» What this task involves
Copy the records below exactly, omitting any pictures they contain.

● ● ●

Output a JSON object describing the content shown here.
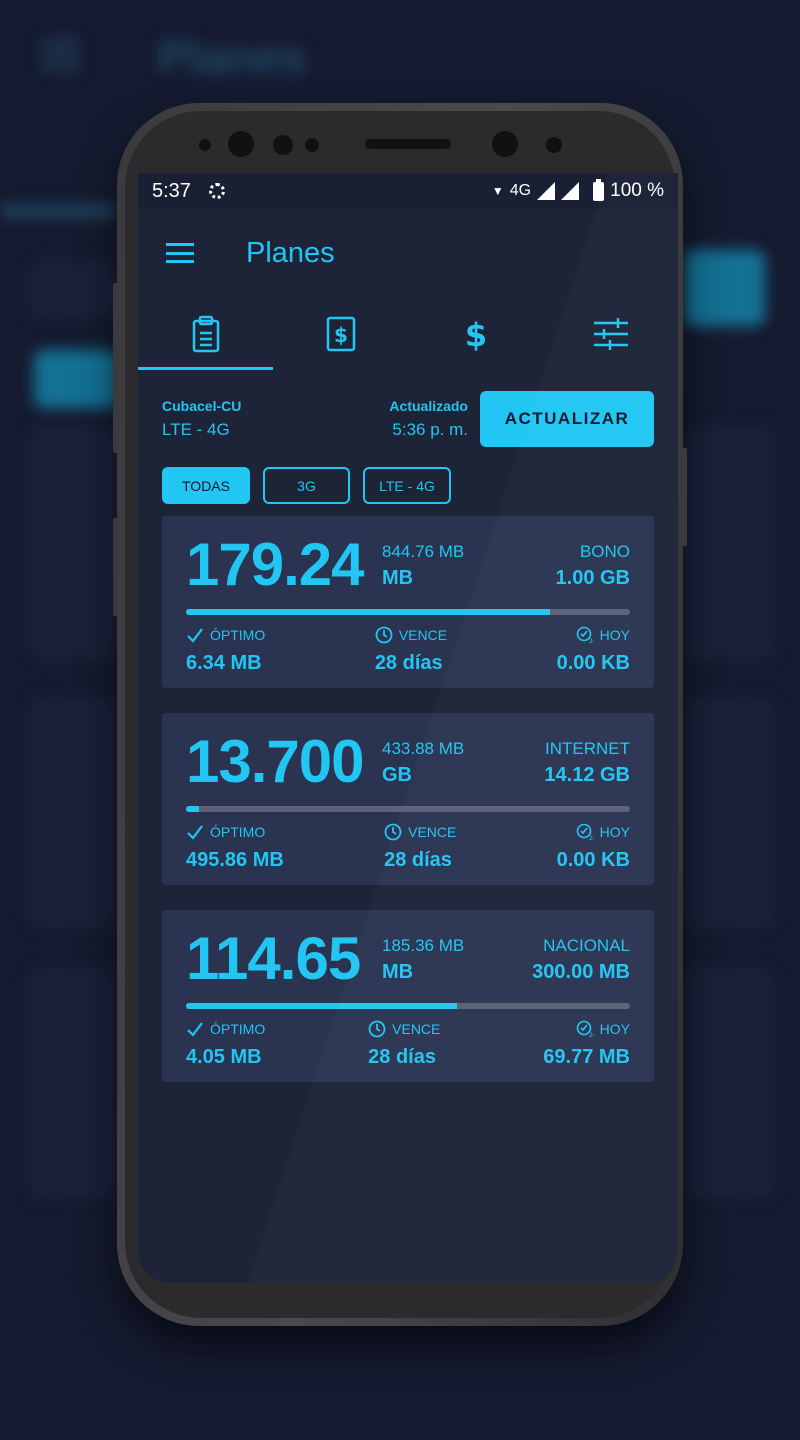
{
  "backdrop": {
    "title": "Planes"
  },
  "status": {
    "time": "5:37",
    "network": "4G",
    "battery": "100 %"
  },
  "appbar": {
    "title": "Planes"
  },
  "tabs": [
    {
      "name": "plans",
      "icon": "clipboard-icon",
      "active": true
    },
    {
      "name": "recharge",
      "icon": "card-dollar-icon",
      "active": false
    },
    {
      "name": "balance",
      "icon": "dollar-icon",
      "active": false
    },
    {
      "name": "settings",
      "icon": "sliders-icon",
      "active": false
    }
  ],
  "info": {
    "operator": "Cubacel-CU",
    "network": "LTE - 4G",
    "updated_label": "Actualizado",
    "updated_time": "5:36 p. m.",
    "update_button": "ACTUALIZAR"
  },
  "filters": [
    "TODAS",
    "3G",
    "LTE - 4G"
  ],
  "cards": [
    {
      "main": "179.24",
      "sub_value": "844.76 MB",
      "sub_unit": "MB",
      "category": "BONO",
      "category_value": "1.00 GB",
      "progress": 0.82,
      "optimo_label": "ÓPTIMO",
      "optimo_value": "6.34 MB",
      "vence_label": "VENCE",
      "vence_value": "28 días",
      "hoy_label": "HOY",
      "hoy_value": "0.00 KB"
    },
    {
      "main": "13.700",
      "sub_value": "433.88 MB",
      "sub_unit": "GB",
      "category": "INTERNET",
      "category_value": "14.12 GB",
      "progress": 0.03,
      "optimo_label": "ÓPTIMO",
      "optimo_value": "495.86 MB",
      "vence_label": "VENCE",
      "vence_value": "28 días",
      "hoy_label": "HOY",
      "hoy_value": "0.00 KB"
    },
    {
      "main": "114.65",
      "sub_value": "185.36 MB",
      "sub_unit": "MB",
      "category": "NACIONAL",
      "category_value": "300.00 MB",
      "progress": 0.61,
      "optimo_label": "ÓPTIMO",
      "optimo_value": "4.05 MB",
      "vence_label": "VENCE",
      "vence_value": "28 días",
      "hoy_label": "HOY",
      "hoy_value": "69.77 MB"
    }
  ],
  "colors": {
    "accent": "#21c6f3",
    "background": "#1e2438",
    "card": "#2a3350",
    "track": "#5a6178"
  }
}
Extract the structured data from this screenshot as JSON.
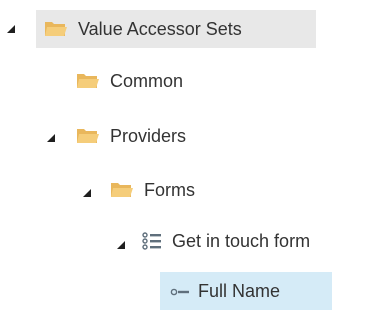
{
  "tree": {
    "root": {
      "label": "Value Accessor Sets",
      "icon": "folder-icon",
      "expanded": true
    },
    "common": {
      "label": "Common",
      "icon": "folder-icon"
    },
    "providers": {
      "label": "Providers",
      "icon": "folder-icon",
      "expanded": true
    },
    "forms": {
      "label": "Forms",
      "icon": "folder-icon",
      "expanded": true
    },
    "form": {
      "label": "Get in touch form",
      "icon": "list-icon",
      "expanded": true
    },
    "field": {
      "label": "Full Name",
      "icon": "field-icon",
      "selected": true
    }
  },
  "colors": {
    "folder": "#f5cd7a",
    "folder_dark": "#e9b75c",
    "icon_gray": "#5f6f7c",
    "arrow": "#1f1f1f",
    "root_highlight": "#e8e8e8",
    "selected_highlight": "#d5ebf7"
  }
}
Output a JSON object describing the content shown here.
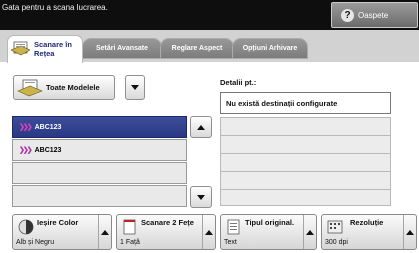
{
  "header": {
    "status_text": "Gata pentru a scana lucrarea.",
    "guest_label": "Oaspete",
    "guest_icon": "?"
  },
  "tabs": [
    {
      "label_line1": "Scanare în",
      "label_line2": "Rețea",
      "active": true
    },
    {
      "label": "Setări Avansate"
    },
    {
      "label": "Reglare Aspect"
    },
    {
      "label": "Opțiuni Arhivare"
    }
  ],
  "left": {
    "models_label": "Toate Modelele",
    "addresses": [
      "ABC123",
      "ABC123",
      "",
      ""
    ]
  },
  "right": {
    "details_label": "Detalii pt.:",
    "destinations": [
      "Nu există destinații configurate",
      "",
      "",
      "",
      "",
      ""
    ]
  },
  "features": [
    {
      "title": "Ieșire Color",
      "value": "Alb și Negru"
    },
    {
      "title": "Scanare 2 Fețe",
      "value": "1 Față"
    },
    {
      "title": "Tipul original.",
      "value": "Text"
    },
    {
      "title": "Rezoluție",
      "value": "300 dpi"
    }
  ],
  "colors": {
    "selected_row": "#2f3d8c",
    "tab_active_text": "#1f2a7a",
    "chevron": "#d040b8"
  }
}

● ● ●

» Answer for this exercise
Output a JSON object describing the content shown here.
{
  "backdrop": {
    "title": "Planes"
  },
  "status": {
    "time": "5:37",
    "network": "4G",
    "battery": "100 %"
  },
  "appbar": {
    "title": "Planes"
  },
  "tabs": [
    {
      "name": "plans",
      "icon": "clipboard-icon",
      "active": true
    },
    {
      "name": "recharge",
      "icon": "card-dollar-icon",
      "active": false
    },
    {
      "name": "balance",
      "icon": "dollar-icon",
      "active": false
    },
    {
      "name": "settings",
      "icon": "sliders-icon",
      "active": false
    }
  ],
  "info": {
    "operator": "Cubacel-CU",
    "network": "LTE - 4G",
    "updated_label": "Actualizado",
    "updated_time": "5:36 p. m.",
    "update_button": "ACTUALIZAR"
  },
  "filters": [
    "TODAS",
    "3G",
    "LTE - 4G"
  ],
  "cards": [
    {
      "main": "179.24",
      "sub_value": "844.76 MB",
      "sub_unit": "MB",
      "category": "BONO",
      "category_value": "1.00 GB",
      "progress": 0.82,
      "optimo_label": "ÓPTIMO",
      "optimo_value": "6.34 MB",
      "vence_label": "VENCE",
      "vence_value": "28 días",
      "hoy_label": "HOY",
      "hoy_value": "0.00 KB"
    },
    {
      "main": "13.700",
      "sub_value": "433.88 MB",
      "sub_unit": "GB",
      "category": "INTERNET",
      "category_value": "14.12 GB",
      "progress": 0.03,
      "optimo_label": "ÓPTIMO",
      "optimo_value": "495.86 MB",
      "vence_label": "VENCE",
      "vence_value": "28 días",
      "hoy_label": "HOY",
      "hoy_value": "0.00 KB"
    },
    {
      "main": "114.65",
      "sub_value": "185.36 MB",
      "sub_unit": "MB",
      "category": "NACIONAL",
      "category_value": "300.00 MB",
      "progress": 0.61,
      "optimo_label": "ÓPTIMO",
      "optimo_value": "4.05 MB",
      "vence_label": "VENCE",
      "vence_value": "28 días",
      "hoy_label": "HOY",
      "hoy_value": "69.77 MB"
    }
  ],
  "colors": {
    "accent": "#21c6f3",
    "background": "#1e2438",
    "card": "#2a3350",
    "track": "#5a6178"
  }
}
Extract the structured data from this screenshot as JSON.
{
  "tree": {
    "root": {
      "label": "Value Accessor Sets",
      "icon": "folder-icon",
      "expanded": true
    },
    "common": {
      "label": "Common",
      "icon": "folder-icon"
    },
    "providers": {
      "label": "Providers",
      "icon": "folder-icon",
      "expanded": true
    },
    "forms": {
      "label": "Forms",
      "icon": "folder-icon",
      "expanded": true
    },
    "form": {
      "label": "Get in touch form",
      "icon": "list-icon",
      "expanded": true
    },
    "field": {
      "label": "Full Name",
      "icon": "field-icon",
      "selected": true
    }
  },
  "colors": {
    "folder": "#f5cd7a",
    "folder_dark": "#e9b75c",
    "icon_gray": "#5f6f7c",
    "arrow": "#1f1f1f",
    "root_highlight": "#e8e8e8",
    "selected_highlight": "#d5ebf7"
  }
}
Output a JSON object describing the content shown here.
{
  "header": {
    "status_text": "Gata pentru a scana lucrarea.",
    "guest_label": "Oaspete",
    "guest_icon": "?"
  },
  "tabs": [
    {
      "label_line1": "Scanare în",
      "label_line2": "Rețea",
      "active": true
    },
    {
      "label": "Setări Avansate"
    },
    {
      "label": "Reglare Aspect"
    },
    {
      "label": "Opțiuni Arhivare"
    }
  ],
  "left": {
    "models_label": "Toate Modelele",
    "addresses": [
      "ABC123",
      "ABC123",
      "",
      ""
    ]
  },
  "right": {
    "details_label": "Detalii pt.:",
    "destinations": [
      "Nu există destinații configurate",
      "",
      "",
      "",
      "",
      ""
    ]
  },
  "features": [
    {
      "title": "Ieșire Color",
      "value": "Alb și Negru"
    },
    {
      "title": "Scanare 2 Fețe",
      "value": "1 Față"
    },
    {
      "title": "Tipul original.",
      "value": "Text"
    },
    {
      "title": "Rezoluție",
      "value": "300 dpi"
    }
  ],
  "colors": {
    "selected_row": "#2f3d8c",
    "tab_active_text": "#1f2a7a",
    "chevron": "#d040b8"
  }
}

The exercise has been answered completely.